■ **THE PROBLEM**
Determine the number of lines in these entries that hold the word "Documentos". Give the number and nothing more.

■ **DATASET RECORDS**
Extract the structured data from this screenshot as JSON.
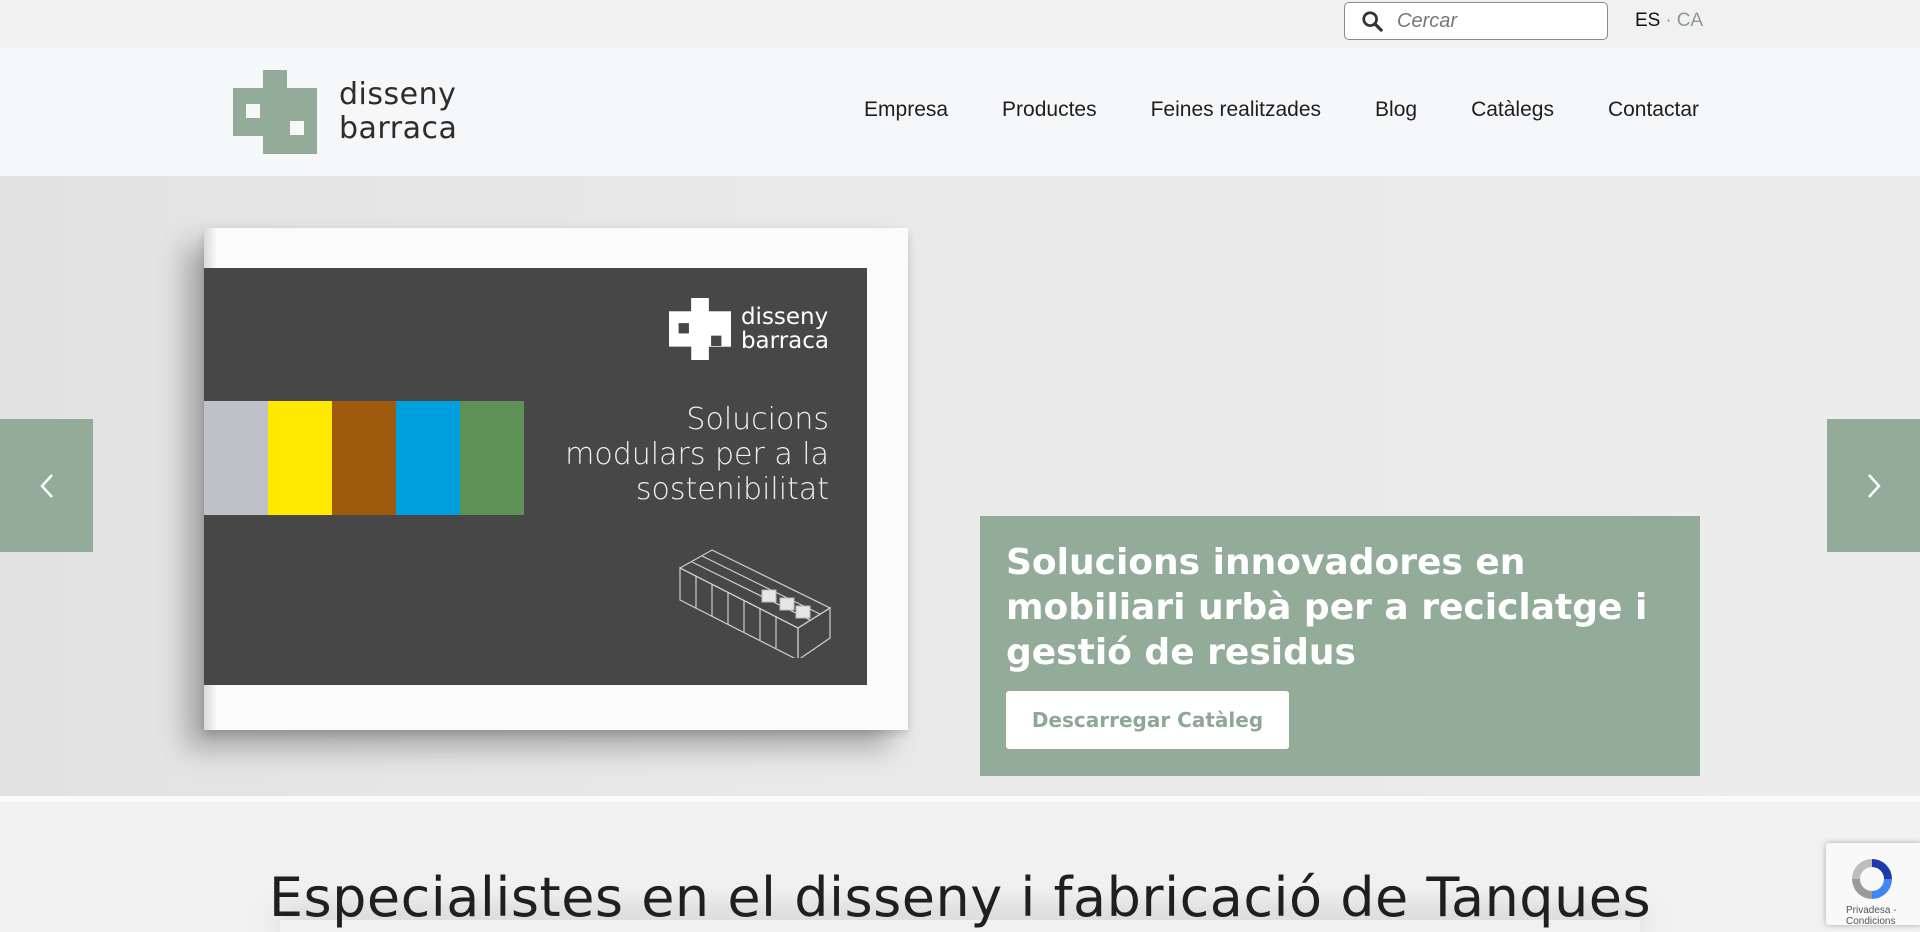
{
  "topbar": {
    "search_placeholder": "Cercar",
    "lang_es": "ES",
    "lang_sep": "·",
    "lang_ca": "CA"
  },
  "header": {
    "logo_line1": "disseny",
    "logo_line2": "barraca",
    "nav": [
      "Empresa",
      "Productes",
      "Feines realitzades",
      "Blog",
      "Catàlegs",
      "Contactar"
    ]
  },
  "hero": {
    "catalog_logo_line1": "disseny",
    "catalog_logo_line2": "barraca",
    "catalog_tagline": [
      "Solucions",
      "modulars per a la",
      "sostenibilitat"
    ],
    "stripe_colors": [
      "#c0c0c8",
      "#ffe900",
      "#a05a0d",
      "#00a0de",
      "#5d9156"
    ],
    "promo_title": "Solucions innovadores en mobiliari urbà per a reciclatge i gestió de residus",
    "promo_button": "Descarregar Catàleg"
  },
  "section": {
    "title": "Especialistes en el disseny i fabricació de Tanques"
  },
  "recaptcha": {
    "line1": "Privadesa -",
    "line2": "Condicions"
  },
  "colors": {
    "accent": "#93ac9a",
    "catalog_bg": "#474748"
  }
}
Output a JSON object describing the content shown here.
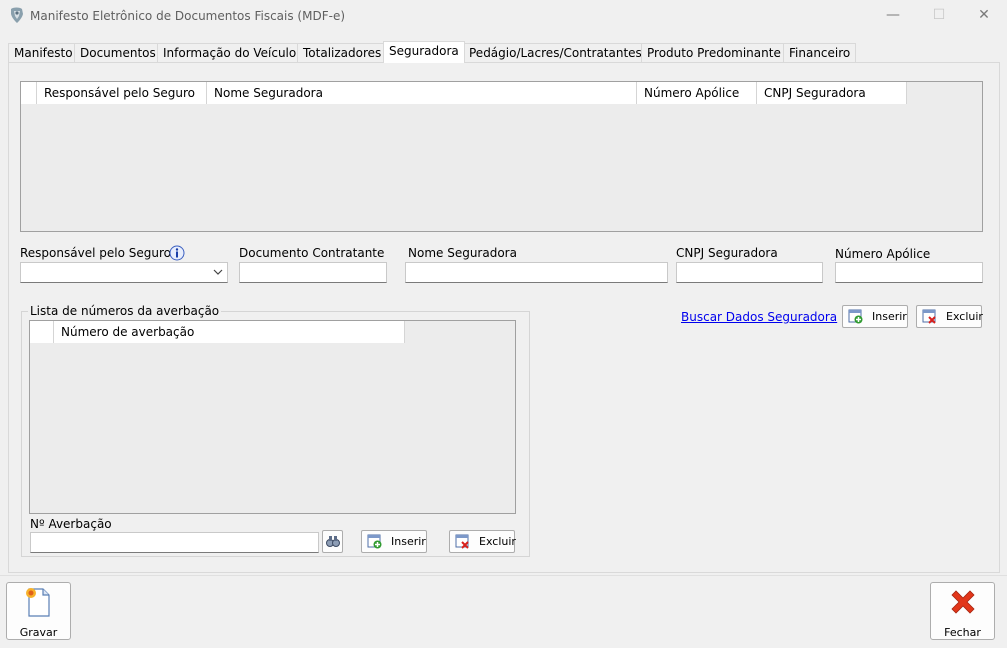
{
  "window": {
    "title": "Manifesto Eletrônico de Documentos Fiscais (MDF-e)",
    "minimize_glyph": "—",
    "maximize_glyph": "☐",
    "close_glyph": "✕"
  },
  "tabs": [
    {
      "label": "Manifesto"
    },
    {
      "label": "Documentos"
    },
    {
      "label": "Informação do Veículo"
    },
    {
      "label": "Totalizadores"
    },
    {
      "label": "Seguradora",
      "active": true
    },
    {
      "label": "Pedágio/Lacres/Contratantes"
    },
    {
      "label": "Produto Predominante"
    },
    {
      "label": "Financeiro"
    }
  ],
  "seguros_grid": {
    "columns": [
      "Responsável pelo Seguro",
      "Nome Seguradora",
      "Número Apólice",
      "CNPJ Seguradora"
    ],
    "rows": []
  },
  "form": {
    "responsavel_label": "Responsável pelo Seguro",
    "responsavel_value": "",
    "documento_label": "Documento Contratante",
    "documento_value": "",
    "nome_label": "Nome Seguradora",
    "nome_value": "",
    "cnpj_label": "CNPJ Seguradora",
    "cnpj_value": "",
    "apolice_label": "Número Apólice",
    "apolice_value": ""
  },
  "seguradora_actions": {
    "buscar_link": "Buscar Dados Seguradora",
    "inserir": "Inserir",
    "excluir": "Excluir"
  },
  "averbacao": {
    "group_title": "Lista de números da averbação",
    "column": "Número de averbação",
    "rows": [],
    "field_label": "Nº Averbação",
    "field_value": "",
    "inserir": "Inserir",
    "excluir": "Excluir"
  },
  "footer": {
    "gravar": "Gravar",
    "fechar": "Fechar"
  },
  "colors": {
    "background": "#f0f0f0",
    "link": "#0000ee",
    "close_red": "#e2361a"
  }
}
* * *
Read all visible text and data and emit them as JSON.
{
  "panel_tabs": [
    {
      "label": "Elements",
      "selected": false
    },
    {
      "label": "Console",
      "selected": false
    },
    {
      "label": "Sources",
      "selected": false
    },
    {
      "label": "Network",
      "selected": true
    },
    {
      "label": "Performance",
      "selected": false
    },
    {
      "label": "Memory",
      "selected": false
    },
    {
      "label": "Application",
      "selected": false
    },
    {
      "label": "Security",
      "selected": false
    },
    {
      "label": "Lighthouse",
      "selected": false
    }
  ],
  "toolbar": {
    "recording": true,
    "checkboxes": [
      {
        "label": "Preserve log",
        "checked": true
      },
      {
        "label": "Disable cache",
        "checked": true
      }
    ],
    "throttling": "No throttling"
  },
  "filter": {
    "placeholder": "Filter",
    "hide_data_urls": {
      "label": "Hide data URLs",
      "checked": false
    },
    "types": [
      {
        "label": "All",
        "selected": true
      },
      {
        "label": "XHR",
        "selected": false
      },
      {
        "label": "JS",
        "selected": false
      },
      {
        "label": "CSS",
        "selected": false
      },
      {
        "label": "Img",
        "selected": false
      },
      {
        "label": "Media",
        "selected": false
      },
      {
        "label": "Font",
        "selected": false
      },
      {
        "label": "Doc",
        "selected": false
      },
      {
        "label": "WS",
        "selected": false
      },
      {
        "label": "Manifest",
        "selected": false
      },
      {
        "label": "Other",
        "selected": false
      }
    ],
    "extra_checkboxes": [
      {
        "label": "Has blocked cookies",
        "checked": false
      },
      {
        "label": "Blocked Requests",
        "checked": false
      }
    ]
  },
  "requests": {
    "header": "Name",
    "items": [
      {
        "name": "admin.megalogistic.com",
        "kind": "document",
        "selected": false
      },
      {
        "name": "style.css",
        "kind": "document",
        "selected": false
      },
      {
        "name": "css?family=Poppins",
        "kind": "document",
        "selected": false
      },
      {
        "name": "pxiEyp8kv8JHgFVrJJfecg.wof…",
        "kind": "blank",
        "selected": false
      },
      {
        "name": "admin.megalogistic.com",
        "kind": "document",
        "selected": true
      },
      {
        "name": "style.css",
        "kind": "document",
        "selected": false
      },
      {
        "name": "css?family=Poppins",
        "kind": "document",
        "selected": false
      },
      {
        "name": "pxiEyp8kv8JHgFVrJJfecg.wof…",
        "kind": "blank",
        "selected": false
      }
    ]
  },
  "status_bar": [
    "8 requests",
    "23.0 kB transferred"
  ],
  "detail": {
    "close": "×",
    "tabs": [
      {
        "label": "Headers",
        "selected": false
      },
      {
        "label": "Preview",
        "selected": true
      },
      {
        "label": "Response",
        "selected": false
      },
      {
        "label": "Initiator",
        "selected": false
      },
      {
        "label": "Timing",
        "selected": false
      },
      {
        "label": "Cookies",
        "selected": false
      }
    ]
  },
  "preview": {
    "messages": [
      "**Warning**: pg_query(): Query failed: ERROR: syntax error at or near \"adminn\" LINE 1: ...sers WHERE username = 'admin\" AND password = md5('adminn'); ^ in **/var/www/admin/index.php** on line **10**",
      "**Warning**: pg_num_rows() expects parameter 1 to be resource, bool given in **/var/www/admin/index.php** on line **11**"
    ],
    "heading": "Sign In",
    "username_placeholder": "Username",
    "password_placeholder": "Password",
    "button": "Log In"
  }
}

■ **OUTPUT**
2